Exercise description
In the data, extract each line that holds the string "this".

(Chart and figure data)
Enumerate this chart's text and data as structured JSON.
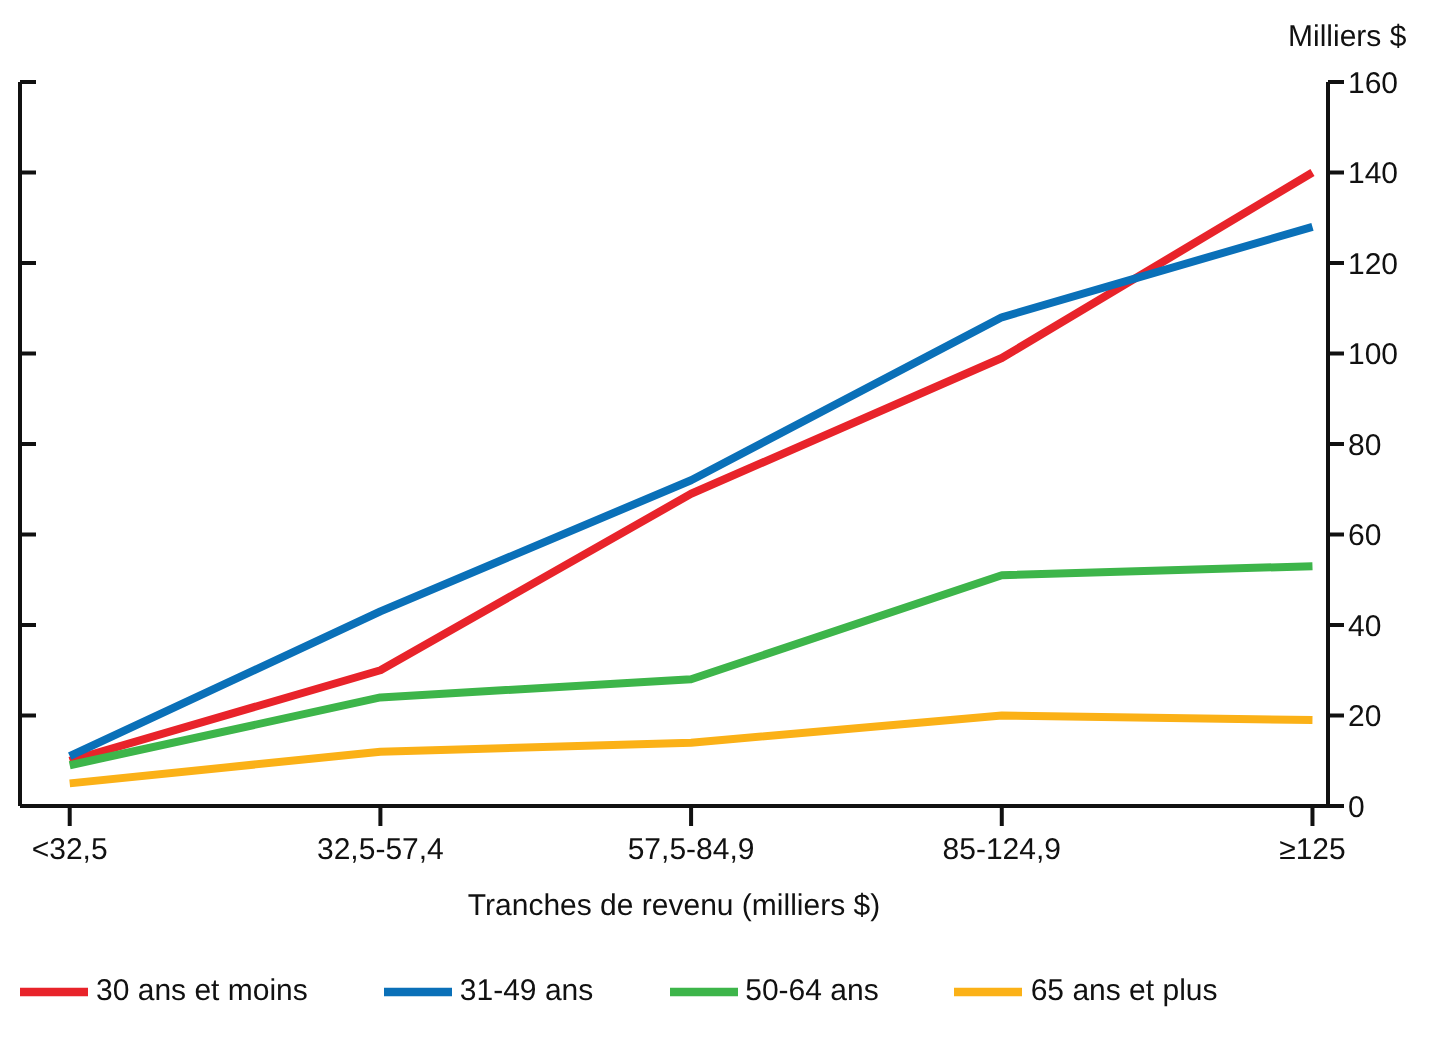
{
  "chart_data": {
    "type": "line",
    "xlabel": "Tranches de revenu (milliers $)",
    "ylabel": "Milliers $",
    "categories": [
      "<32,5",
      "32,5-57,4",
      "57,5-84,9",
      "85-124,9",
      "≥125"
    ],
    "series": [
      {
        "name": "30 ans et moins",
        "color": "#e8232a",
        "values": [
          10,
          30,
          69,
          99,
          140
        ]
      },
      {
        "name": "31-49 ans",
        "color": "#0a70b8",
        "values": [
          11,
          43,
          72,
          108,
          128
        ]
      },
      {
        "name": "50-64 ans",
        "color": "#3db54a",
        "values": [
          9,
          24,
          28,
          51,
          53
        ]
      },
      {
        "name": "65 ans et plus",
        "color": "#fbb117",
        "values": [
          5,
          12,
          14,
          20,
          19
        ]
      }
    ],
    "ylim": [
      0,
      160
    ],
    "yticks": [
      0,
      20,
      40,
      60,
      80,
      100,
      120,
      140,
      160
    ],
    "grid": false,
    "legend": "bottom",
    "marker": "none",
    "line_style": "solid"
  }
}
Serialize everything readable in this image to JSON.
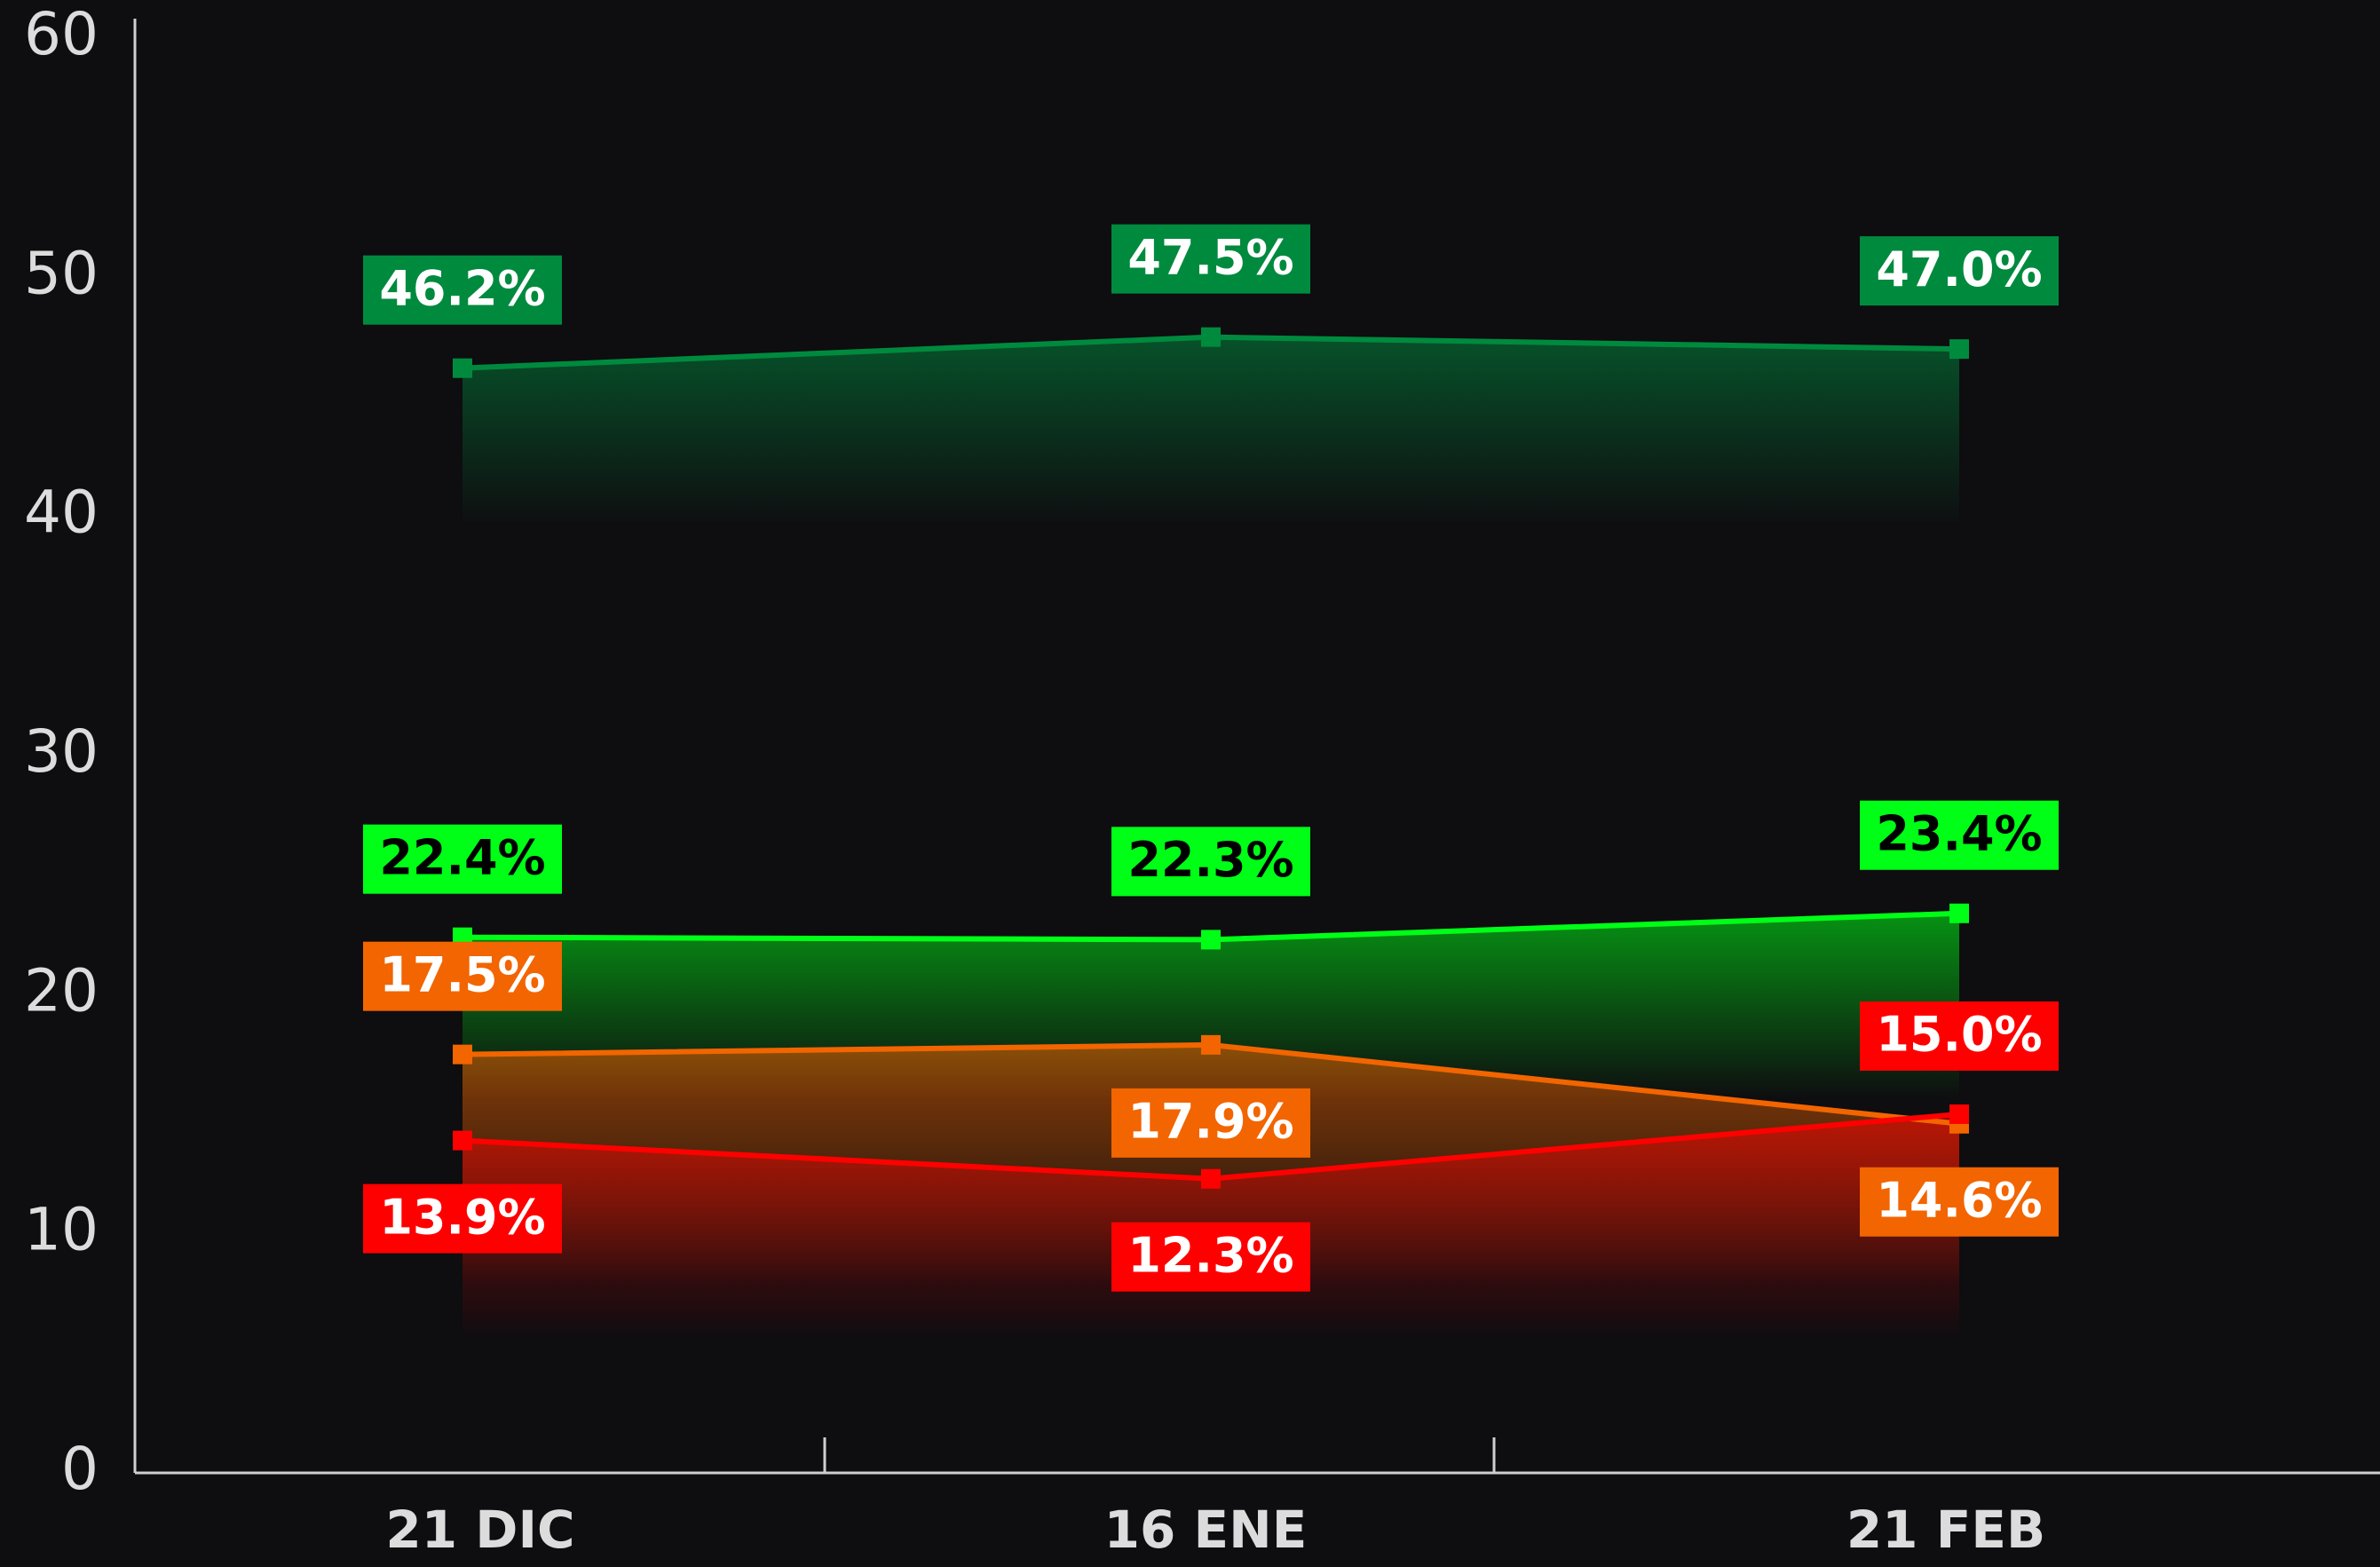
{
  "chart_data": {
    "type": "line",
    "categories": [
      "21 DIC",
      "16 ENE",
      "21 FEB"
    ],
    "series": [
      {
        "color": "#008a3e",
        "values": [
          46.2,
          47.5,
          47.0
        ],
        "value_labels": [
          "46.2%",
          "47.5%",
          "47.0%"
        ]
      },
      {
        "color": "#00ff16",
        "values": [
          22.4,
          22.3,
          23.4
        ],
        "value_labels": [
          "22.4%",
          "22.3%",
          "23.4%"
        ]
      },
      {
        "color": "#f26500",
        "values": [
          17.5,
          17.9,
          14.6
        ],
        "value_labels": [
          "17.5%",
          "17.9%",
          "14.6%"
        ]
      },
      {
        "color": "#ff0000",
        "values": [
          13.9,
          12.3,
          15.0
        ],
        "value_labels": [
          "13.9%",
          "12.3%",
          "15.0%"
        ]
      }
    ],
    "ylim": [
      0,
      60
    ],
    "yticks": [
      0,
      10,
      20,
      30,
      40,
      50,
      60
    ],
    "grid": false
  }
}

Exercise response
Enumerate this chart's text and data as structured JSON.
Serialize everything readable in this image to JSON.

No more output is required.